(JOB)
Omit all pictures. Copy the rest of the material exactly.

:::::

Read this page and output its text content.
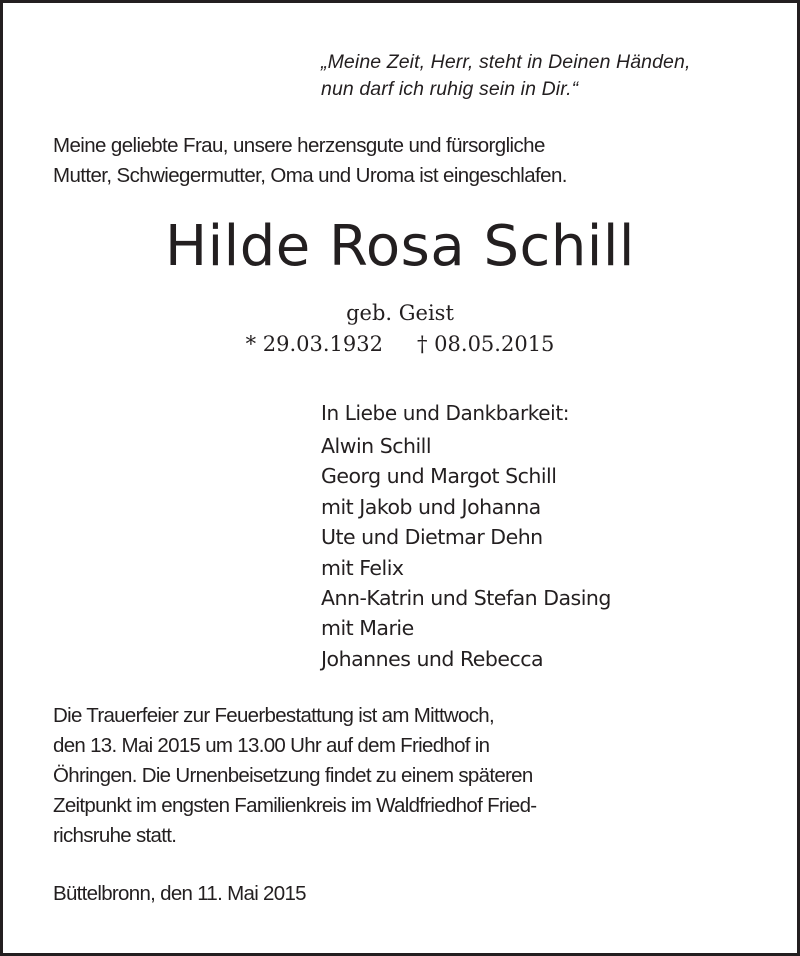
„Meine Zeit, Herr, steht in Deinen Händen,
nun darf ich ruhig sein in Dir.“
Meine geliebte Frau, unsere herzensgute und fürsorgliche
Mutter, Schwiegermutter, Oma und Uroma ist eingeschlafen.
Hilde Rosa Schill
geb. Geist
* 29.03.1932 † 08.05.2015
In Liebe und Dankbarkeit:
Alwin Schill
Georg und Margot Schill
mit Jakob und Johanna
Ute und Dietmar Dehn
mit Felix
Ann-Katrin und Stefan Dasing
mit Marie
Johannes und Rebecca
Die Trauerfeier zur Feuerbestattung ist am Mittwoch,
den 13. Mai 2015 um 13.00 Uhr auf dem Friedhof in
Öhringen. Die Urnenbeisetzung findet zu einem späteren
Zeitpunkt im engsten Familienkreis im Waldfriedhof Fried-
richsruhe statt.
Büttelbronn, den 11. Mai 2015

:::::

(EXERCISE OUTPUT)
Read this page and output its text content.
„Meine Zeit, Herr, steht in Deinen Händen,
nun darf ich ruhig sein in Dir.“
Meine geliebte Frau, unsere herzensgute und fürsorgliche
Mutter, Schwiegermutter, Oma und Uroma ist eingeschlafen.
Hilde Rosa Schill
geb. Geist
* 29.03.1932 † 08.05.2015
In Liebe und Dankbarkeit:
Alwin Schill
Georg und Margot Schill
mit Jakob und Johanna
Ute und Dietmar Dehn
mit Felix
Ann-Katrin und Stefan Dasing
mit Marie
Johannes und Rebecca
Die Trauerfeier zur Feuerbestattung ist am Mittwoch,
den 13. Mai 2015 um 13.00 Uhr auf dem Friedhof in
Öhringen. Die Urnenbeisetzung findet zu einem späteren
Zeitpunkt im engsten Familienkreis im Waldfriedhof Fried-
richsruhe statt.
Büttelbronn, den 11. Mai 2015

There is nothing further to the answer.